**Given problem**
Scan the listing that follows and report how many lines contain "处理成功". Write the number alone.

**Stored records**
____________

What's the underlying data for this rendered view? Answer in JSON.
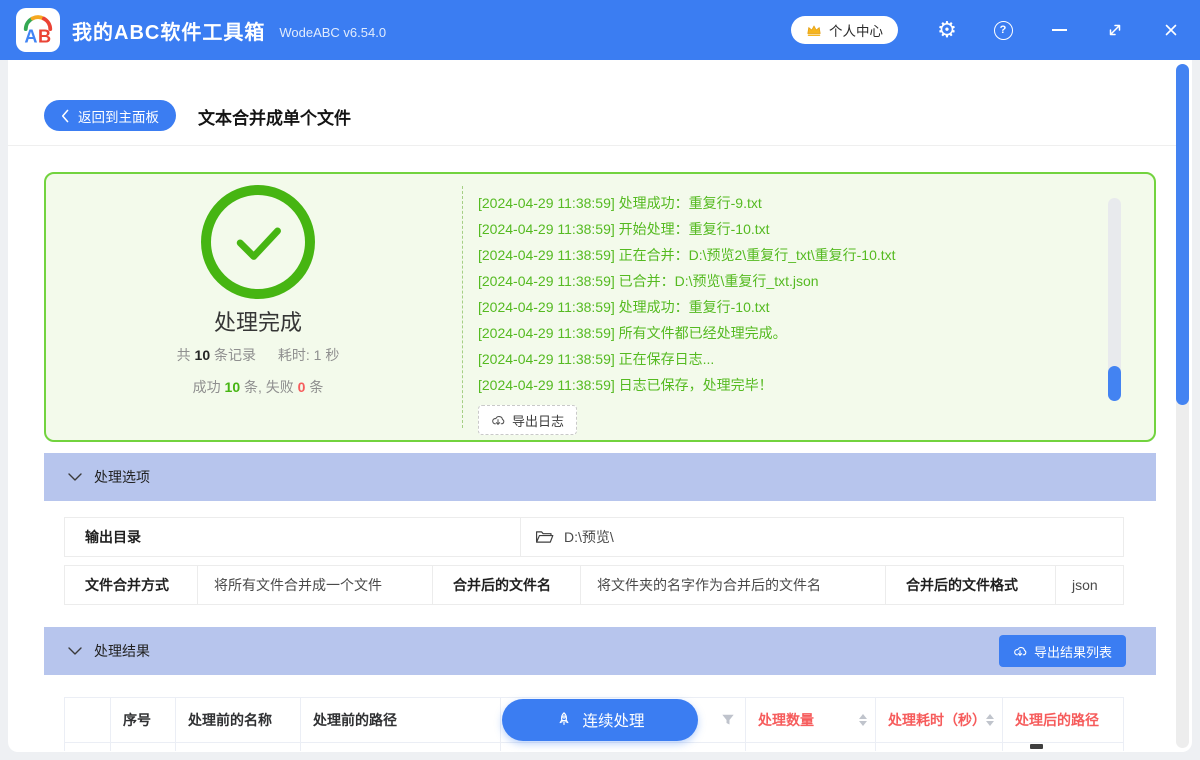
{
  "colors": {
    "accent_blue": "#3b7df2",
    "green": "#46b512",
    "green_log": "#55ba21",
    "red": "#f65c5c",
    "section_lavender": "#b7c5ed",
    "scroll_blue": "#4383f2"
  },
  "titlebar": {
    "logo_text": "AB",
    "app_name": "我的ABC软件工具箱",
    "version": "WodeABC v6.54.0",
    "user_center": "个人中心"
  },
  "header": {
    "back": "返回到主面板",
    "title": "文本合并成单个文件"
  },
  "result_panel": {
    "status": "处理完成",
    "total_prefix": "共",
    "total_count": "10",
    "total_suffix": "条记录",
    "elapsed": "耗时: 1 秒",
    "success_prefix": "成功",
    "success_count": "10",
    "success_suffix": "条,",
    "fail_prefix": "失败",
    "fail_count": "0",
    "fail_suffix": "条",
    "logs": [
      "[2024-04-29 11:38:59] 处理成功：重复行-9.txt",
      "[2024-04-29 11:38:59] 开始处理：重复行-10.txt",
      "[2024-04-29 11:38:59] 正在合并：D:\\预览2\\重复行_txt\\重复行-10.txt",
      "[2024-04-29 11:38:59] 已合并：D:\\预览\\重复行_txt.json",
      "[2024-04-29 11:38:59] 处理成功：重复行-10.txt",
      "[2024-04-29 11:38:59] 所有文件都已经处理完成。",
      "[2024-04-29 11:38:59] 正在保存日志...",
      "[2024-04-29 11:38:59] 日志已保存，处理完毕！"
    ],
    "export_log": "导出日志"
  },
  "options": {
    "title": "处理选项",
    "output_dir_label": "输出目录",
    "output_dir_value": "D:\\预览\\",
    "merge_mode_label": "文件合并方式",
    "merge_mode_value": "将所有文件合并成一个文件",
    "file_name_label": "合并后的文件名",
    "file_name_value": "将文件夹的名字作为合并后的文件名",
    "format_label": "合并后的文件格式",
    "format_value": "json"
  },
  "results": {
    "title": "处理结果",
    "export_list": "导出结果列表",
    "continue": "连续处理",
    "col_index": "序号",
    "col_name_before": "处理前的名称",
    "col_path_before": "处理前的路径",
    "col_count": "处理数量",
    "col_elapsed": "处理耗时（秒）",
    "col_path_after": "处理后的路径"
  }
}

____________

**Written solution**
2